### Work to be completed
Extract the listing in its entirety, keeping each line identical to the original.

(Extracted records)

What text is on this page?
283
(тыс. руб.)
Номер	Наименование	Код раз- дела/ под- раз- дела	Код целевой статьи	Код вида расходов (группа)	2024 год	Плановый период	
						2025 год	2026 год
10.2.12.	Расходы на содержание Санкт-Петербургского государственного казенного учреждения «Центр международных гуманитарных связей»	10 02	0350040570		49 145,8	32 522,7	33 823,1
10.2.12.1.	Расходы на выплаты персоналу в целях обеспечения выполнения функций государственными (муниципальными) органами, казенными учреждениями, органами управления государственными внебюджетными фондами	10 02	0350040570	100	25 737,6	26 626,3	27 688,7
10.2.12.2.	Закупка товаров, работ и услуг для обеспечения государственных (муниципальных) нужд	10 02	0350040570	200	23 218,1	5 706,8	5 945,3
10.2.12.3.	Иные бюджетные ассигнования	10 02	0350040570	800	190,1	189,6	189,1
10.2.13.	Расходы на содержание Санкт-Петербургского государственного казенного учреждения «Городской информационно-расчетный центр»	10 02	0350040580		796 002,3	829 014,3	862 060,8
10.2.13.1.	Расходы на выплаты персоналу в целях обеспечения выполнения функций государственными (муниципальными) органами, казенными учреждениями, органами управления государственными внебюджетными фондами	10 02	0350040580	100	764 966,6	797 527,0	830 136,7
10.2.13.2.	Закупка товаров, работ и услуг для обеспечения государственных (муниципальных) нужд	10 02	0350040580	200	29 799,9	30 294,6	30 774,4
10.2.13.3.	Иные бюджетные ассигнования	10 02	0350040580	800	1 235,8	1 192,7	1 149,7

### Solution to this problem
What text is on this page?
283
(тыс. руб.)
Номер	Наименование	Код раз- дела/ под- раз- дела	Код целевой статьи	Код вида расходов (группа)	2024 год	Плановый период	
						2025 год	2026 год
10.2.12.	Расходы на содержание Санкт-Петербургского государственного казенного учреждения «Центр международных гуманитарных связей»	10 02	0350040570		49 145,8	32 522,7	33 823,1
10.2.12.1.	Расходы на выплаты персоналу в целях обеспечения выполнения функций государственными (муниципальными) органами, казенными учреждениями, органами управления государственными внебюджетными фондами	10 02	0350040570	100	25 737,6	26 626,3	27 688,7
10.2.12.2.	Закупка товаров, работ и услуг для обеспечения государственных (муниципальных) нужд	10 02	0350040570	200	23 218,1	5 706,8	5 945,3
10.2.12.3.	Иные бюджетные ассигнования	10 02	0350040570	800	190,1	189,6	189,1
10.2.13.	Расходы на содержание Санкт-Петербургского государственного казенного учреждения «Городской информационно-расчетный центр»	10 02	0350040580		796 002,3	829 014,3	862 060,8
10.2.13.1.	Расходы на выплаты персоналу в целях обеспечения выполнения функций государственными (муниципальными) органами, казенными учреждениями, органами управления государственными внебюджетными фондами	10 02	0350040580	100	764 966,6	797 527,0	830 136,7
10.2.13.2.	Закупка товаров, работ и услуг для обеспечения государственных (муниципальных) нужд	10 02	0350040580	200	29 799,9	30 294,6	30 774,4
10.2.13.3.	Иные бюджетные ассигнования	10 02	0350040580	800	1 235,8	1 192,7	1 149,7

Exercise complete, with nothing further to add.